Records for processing →
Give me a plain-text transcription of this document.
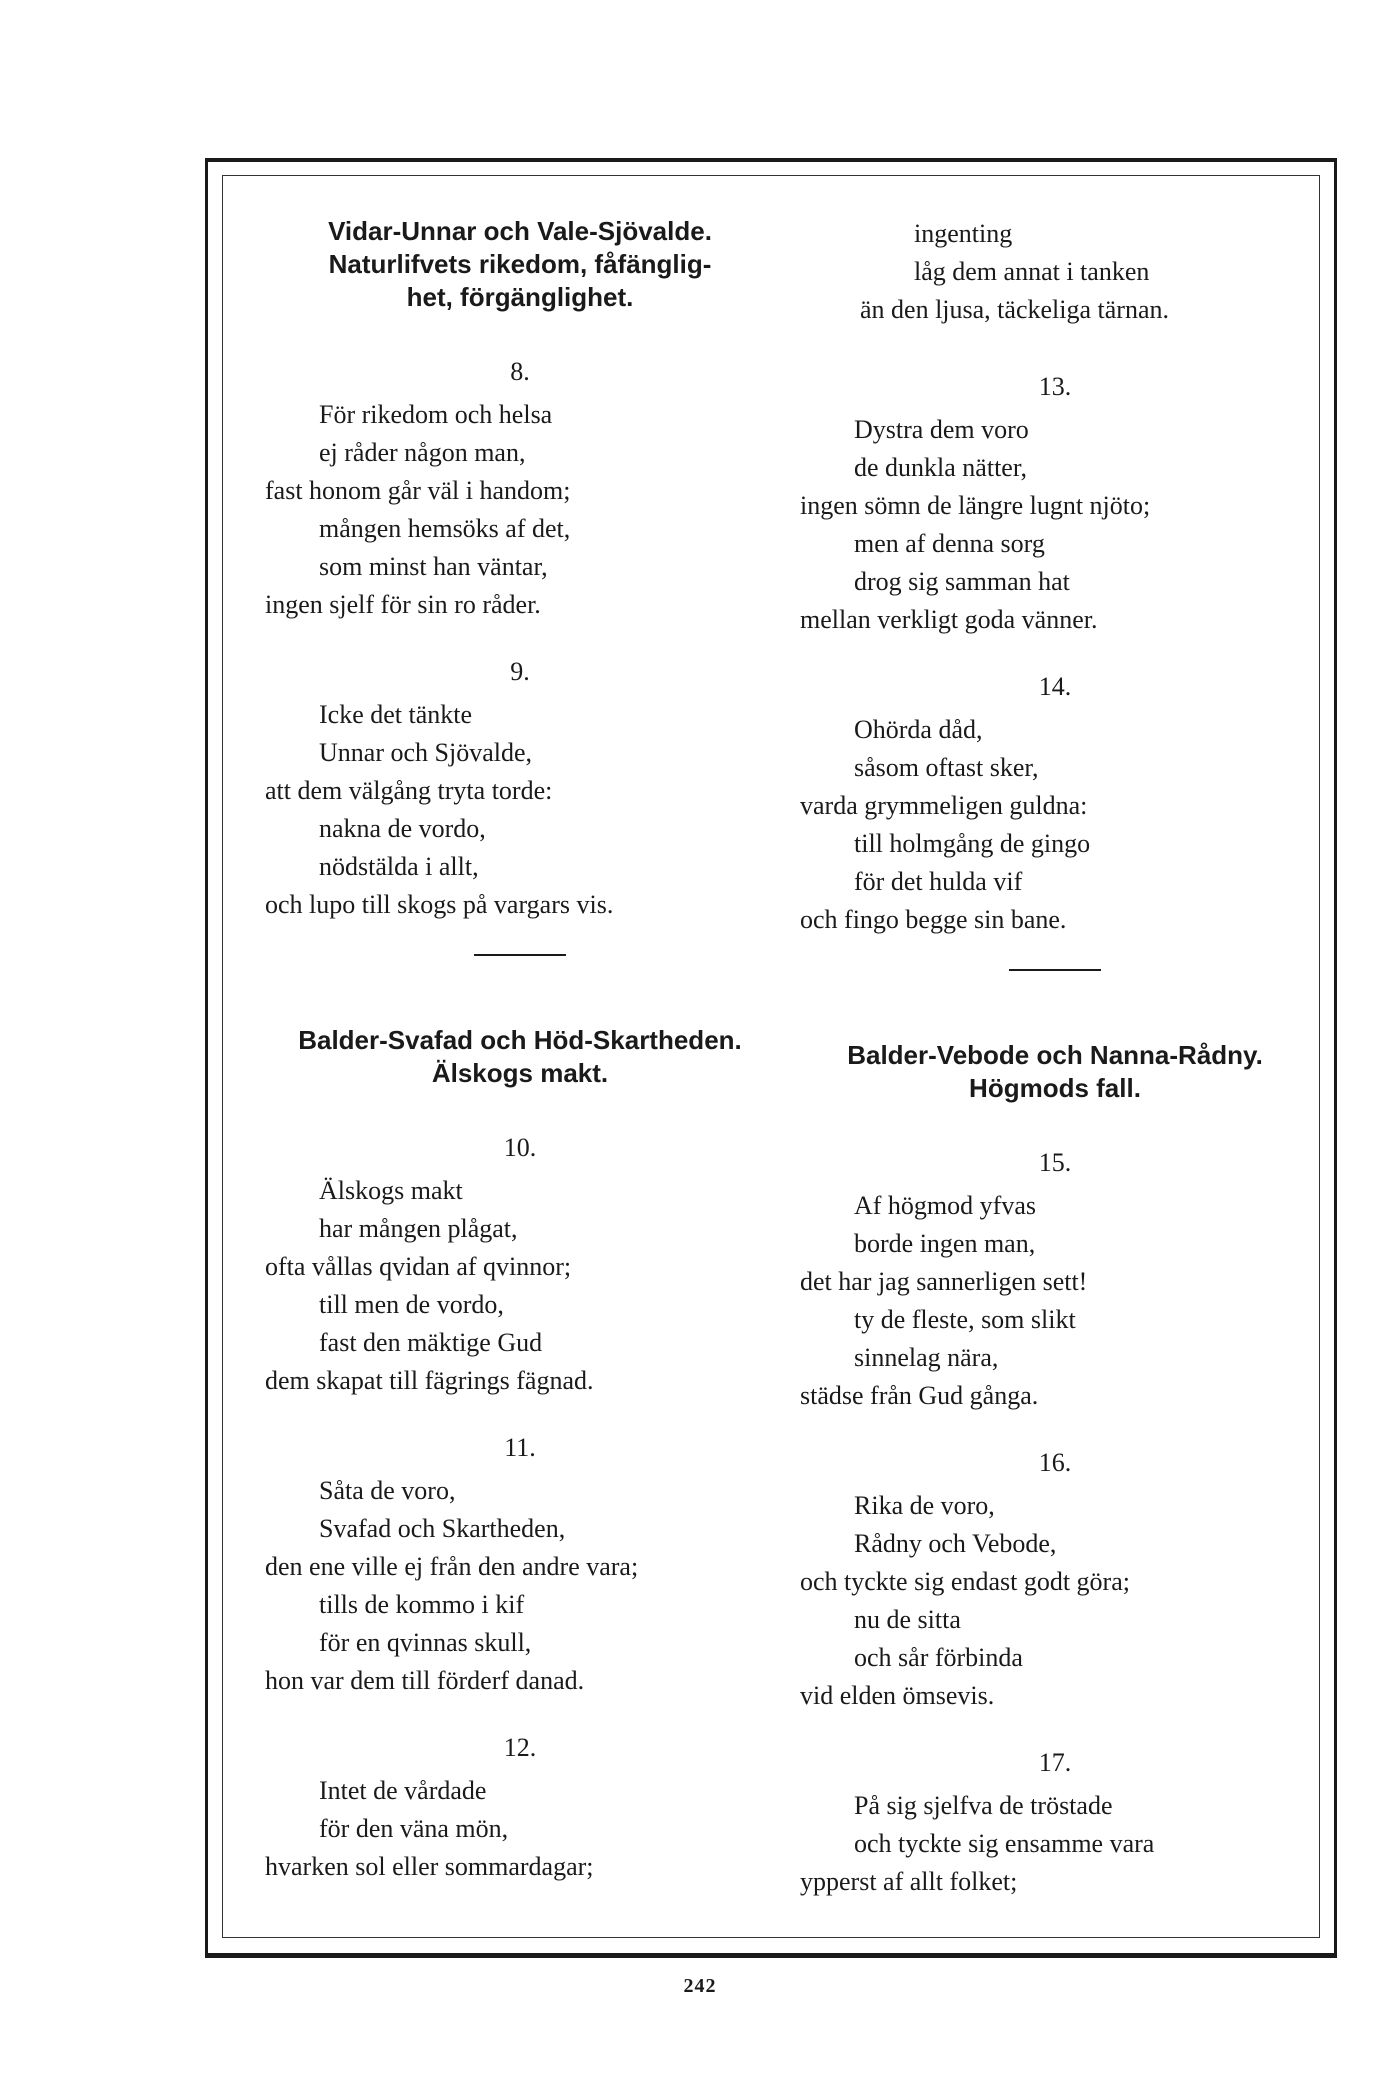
Vidar-Unnar och Vale-Sjövalde.
Naturlifvets rikedom, fåfänglig-
het, förgänglighet.
8.
För rikedom och helsa
ej råder någon man,
fast honom går väl i handom;
mången hemsöks af det,
som minst han väntar,
ingen sjelf för sin ro råder.
9.
Icke det tänkte
Unnar och Sjövalde,
att dem välgång tryta torde:
nakna de vordo,
nödstälda i allt,
och lupo till skogs på vargars vis.
Balder-Svafad och Höd-Skartheden.
Älskogs makt.
10.
Älskogs makt
har mången plågat,
ofta vållas qvidan af qvinnor;
till men de vordo,
fast den mäktige Gud
dem skapat till fägrings fägnad.
11.
Såta de voro,
Svafad och Skartheden,
den ene ville ej från den andre vara;
tills de kommo i kif
för en qvinnas skull,
hon var dem till förderf danad.
12.
Intet de vårdade
för den väna mön,
hvarken sol eller sommardagar;
ingenting
låg dem annat i tanken
än den ljusa, täckeliga tärnan.
13.
Dystra dem voro
de dunkla nätter,
ingen sömn de längre lugnt njöto;
men af denna sorg
drog sig samman hat
mellan verkligt goda vänner.
14.
Ohörda dåd,
såsom oftast sker,
varda grymmeligen guldna:
till holmgång de gingo
för det hulda vif
och fingo begge sin bane.
Balder-Vebode och Nanna-Rådny.
Högmods fall.
15.
Af högmod yfvas
borde ingen man,
det har jag sannerligen sett!
ty de fleste, som slikt
sinnelag nära,
städse från Gud gånga.
16.
Rika de voro,
Rådny och Vebode,
och tyckte sig endast godt göra;
nu de sitta
och sår förbinda
vid elden ömsevis.
17.
På sig sjelfva de tröstade
och tyckte sig ensamme vara
ypperst af allt folket;
242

Exercise brief →
State the count of lines with the word "tyckte" in them, and write nothing else.

Written reply →
2